== What you are asked to do ==
Transcribe word for word the part of the opinion piece below that opens with the words "For many years" and closes with "their racist activities.".

--- Start Passage given ---

The Trayvon Martin Nightmare
By Arnold S. Trebach on 4.19.12 @ 6:08AM
A shameful moment in civil rights history.
The Martin-Zimmerman matter is a nightmare because of the way in which government officials, private citizens, and the media have made blunder after blunder in taking a sad situation and provoking it into a national and international catastrophe. Instead of acting as the leader of the nation and seeking to calm the situation, President Obama engaged in blatant racial pandering by saying the dead youngster would have looked like his son if he had one.
Attorney General Holder has been even worse and I assume that he is working with the active approval or indeed the encouragement of Mr. Obama and the White House staff. Of all the sins committed in recent months by the Obama-Holder Justice Department, one of the worst is the refusal to curb the blatant criminal activities of the New Black Panther Party. This hate group has taken to the Florida streets and has openly put a $10,000 bounty on the head of George Zimmerman, dead or alive. If the attorney general needs legal advice on what federal statutes have been violated by the Panthers, I will seek out some freshman law student in Washington and send him down the street to the Justice Department.
Such shameful racial pandering gets votes, lots of them. There is an important election coming in November. As a veteran of the original civil rights movement, I simply cannot believe that this is happening to the country that I love. I have the same angry, sad feeling that I had when I sat in a civil rights hearing in July 2010 and watched J. Christian Adams blow the whistle on in his former colleagues in the Civil Rights Division for their racist behavior in the performance of their official duties. The current disturbing actions of Messrs. Obama and Holder demonstrate that Adams' seminal book, Injustice, was sadly prophetic.
For many years in the distant past my specialty was investigating and reporting on police and mob brutality to blacks and other minorities. My investigations often were conducted in the hot sun of Mississippi or Alabama or in the cold of beautiful downtown Detroit as part of my duties as a federal civil rights official. Time after time I documented cases of such unlawful actions against innocent black citizens. (For what it is worth, I was helped in my Detroit investigations by a little known young black lawyer named John Conyers.) Moreover, on several occasions I confronted the brutal police and mob leaders and sought to convince them to curb their racist activities.
The available evidence in the Zimmerman-Martin case bears no resemblance to the actual cases of brutality that I documented. The evidence, to start with, reveals George Zimmerman to be a minority citizen who had black friends, including two young kids he mentored. Joe Oliver, a black friend with media experience, has felt impelled to come to his defense in the public forum, and continues to do so. No reliable evidence shows Zimmerman to be a violent bigot. No reliable evidence supports the notion, put forth by many black and white officials, that he hunted Martin down and shot him like a dog.

--- End Passage given ---
--- Start Records ---

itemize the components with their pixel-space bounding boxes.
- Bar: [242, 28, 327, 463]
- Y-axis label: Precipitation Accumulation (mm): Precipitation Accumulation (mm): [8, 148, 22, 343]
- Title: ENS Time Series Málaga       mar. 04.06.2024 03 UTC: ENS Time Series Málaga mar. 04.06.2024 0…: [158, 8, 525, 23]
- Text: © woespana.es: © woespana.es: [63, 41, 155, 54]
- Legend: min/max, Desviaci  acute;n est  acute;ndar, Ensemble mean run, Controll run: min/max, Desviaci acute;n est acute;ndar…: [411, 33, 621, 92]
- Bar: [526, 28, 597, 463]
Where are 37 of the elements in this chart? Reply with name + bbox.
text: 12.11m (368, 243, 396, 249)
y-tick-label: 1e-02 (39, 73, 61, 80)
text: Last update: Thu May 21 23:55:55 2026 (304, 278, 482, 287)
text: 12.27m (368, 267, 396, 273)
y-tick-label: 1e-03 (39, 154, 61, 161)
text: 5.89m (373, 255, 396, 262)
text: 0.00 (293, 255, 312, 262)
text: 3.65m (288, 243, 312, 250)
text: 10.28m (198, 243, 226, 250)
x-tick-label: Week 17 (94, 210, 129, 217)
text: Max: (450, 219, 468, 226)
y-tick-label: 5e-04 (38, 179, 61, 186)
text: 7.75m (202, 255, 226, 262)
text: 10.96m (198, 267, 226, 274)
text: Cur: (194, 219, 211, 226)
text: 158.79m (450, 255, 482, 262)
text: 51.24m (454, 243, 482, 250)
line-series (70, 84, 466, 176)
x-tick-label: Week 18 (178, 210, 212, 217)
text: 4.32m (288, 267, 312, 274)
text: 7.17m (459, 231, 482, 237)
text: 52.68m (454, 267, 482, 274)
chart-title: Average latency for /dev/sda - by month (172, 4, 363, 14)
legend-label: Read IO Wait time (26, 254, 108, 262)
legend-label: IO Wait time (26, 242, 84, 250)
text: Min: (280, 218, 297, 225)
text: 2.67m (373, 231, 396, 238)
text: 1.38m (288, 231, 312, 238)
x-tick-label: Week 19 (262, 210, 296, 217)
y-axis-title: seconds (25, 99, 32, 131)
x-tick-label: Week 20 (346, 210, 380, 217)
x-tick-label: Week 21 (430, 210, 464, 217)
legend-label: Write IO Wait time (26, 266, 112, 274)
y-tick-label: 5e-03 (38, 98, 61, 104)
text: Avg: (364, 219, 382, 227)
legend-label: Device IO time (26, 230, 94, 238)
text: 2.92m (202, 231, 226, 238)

--- End Records ---
--- Start Records ---

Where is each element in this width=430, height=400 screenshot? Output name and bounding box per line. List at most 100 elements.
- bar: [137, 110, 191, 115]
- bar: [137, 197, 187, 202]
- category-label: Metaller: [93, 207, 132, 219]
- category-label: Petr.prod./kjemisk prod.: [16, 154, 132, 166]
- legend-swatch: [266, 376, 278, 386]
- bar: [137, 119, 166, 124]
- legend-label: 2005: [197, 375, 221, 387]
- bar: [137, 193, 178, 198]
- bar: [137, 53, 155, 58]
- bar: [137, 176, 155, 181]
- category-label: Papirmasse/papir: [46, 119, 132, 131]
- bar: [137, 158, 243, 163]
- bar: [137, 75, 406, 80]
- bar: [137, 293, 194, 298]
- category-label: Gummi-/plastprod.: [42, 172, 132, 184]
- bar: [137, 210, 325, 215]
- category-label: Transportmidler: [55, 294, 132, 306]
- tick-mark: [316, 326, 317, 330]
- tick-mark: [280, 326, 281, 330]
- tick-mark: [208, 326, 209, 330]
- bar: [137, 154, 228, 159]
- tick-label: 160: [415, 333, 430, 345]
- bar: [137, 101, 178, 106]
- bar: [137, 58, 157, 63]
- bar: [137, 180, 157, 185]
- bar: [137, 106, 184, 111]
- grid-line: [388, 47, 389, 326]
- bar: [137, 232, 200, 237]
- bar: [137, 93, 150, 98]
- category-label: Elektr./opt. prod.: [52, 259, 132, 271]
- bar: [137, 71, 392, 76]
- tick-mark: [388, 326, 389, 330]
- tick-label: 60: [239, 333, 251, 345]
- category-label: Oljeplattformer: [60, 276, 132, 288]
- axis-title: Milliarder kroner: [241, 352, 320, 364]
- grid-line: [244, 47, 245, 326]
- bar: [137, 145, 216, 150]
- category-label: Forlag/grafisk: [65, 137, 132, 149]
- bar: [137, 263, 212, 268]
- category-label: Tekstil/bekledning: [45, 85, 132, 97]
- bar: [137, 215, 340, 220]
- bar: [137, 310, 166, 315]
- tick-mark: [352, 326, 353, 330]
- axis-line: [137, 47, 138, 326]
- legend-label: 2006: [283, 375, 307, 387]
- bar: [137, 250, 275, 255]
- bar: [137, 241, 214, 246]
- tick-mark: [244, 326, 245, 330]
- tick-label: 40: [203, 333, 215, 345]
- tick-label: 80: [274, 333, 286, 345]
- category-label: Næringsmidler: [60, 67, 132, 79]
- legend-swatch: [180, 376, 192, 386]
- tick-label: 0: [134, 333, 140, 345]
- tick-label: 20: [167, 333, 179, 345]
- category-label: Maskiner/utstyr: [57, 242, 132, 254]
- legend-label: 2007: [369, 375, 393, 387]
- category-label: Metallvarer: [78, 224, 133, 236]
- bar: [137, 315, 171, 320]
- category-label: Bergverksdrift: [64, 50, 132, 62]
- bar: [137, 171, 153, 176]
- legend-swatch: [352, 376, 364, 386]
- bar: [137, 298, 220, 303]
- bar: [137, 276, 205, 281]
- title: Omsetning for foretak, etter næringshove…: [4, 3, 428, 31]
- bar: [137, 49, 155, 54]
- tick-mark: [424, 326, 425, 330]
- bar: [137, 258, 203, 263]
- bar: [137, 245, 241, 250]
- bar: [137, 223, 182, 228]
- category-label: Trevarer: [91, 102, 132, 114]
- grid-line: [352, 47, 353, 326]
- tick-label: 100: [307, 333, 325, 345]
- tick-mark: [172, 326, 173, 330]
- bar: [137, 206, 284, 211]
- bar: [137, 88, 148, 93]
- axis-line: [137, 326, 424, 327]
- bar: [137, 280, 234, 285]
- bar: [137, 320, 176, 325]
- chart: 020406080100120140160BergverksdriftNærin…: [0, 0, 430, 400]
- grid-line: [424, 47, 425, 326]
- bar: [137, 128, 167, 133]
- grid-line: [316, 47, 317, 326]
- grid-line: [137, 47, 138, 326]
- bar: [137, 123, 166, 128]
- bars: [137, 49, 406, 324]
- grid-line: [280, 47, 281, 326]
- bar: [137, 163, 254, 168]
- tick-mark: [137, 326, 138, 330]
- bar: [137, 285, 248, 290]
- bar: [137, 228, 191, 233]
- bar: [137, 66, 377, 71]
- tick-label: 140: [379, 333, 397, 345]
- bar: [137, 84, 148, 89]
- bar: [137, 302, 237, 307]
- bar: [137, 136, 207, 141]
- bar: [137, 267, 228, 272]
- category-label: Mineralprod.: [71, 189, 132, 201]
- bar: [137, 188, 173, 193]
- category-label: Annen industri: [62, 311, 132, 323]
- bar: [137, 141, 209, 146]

--- End Records ---

== Task solution ==
For many years in the distant past my specialty was investigating and reporting on police and mob brutality to blacks and other minorities. My investigations often were conducted in the hot sun of Mississippi or Alabama or in the cold of beautiful downtown Detroit as part of my duties as a federal civil rights official. Time after time I documented cases of such unlawful actions against innocent black citizens. (For what it is worth, I was helped in my Detroit investigations by a little known young black lawyer named John Conyers.) Moreover, on several occasions I confronted the brutal police and mob leaders and sought to convince them to curb their racist activities.